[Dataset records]
****************

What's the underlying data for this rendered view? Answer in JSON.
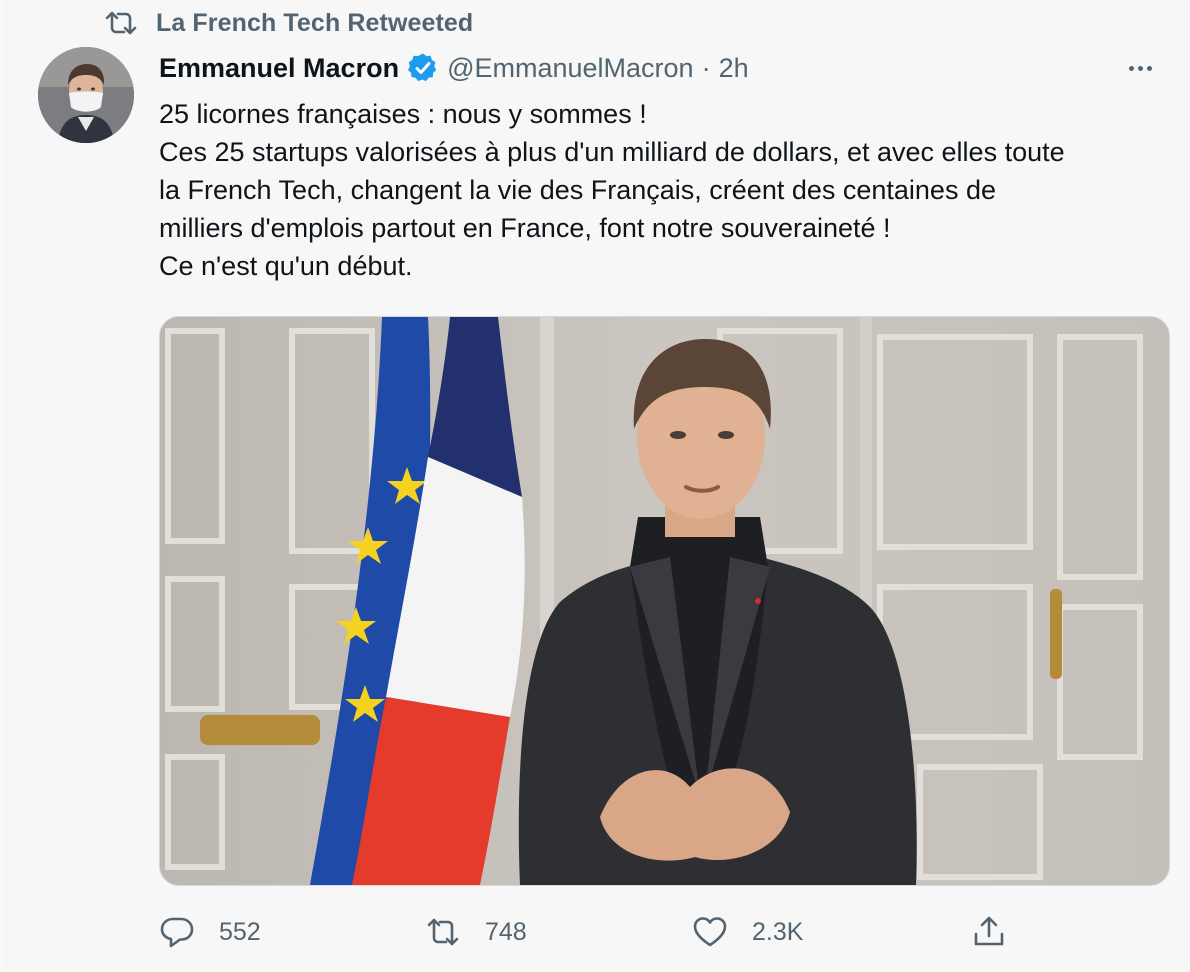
{
  "retweet_context": {
    "icon": "retweet-icon",
    "text": "La French Tech Retweeted"
  },
  "tweet": {
    "author": {
      "display_name": "Emmanuel Macron",
      "verified_icon": "verified-badge-icon",
      "handle": "@EmmanuelMacron",
      "separator": "·",
      "time": "2h"
    },
    "more_icon": "more-horizontal-icon",
    "text_lines": [
      "25 licornes françaises : nous y sommes !",
      "Ces 25 startups valorisées à plus d'un milliard de dollars, et avec elles toute",
      "la French Tech, changent la vie des Français, créent des centaines de",
      "milliers d'emplois partout en France, font notre souveraineté !",
      "Ce n'est qu'un début."
    ],
    "actions": {
      "reply": {
        "icon": "reply-icon",
        "count": "552"
      },
      "retweet": {
        "icon": "retweet-icon",
        "count": "748"
      },
      "like": {
        "icon": "heart-icon",
        "count": "2.3K"
      },
      "share": {
        "icon": "share-icon"
      }
    }
  },
  "colors": {
    "secondary_text": "#536471",
    "verified_blue": "#1d9bf0",
    "eu_blue": "#1f4aa8",
    "eu_star": "#f5d21f",
    "fr_blue": "#23306e",
    "fr_white": "#f4f4f4",
    "fr_red": "#e53b2d"
  }
}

****************

**What you are asked to do**
Tally the lines of the records holding the word "French", then give only the resulting number.

**Answer to this task**
2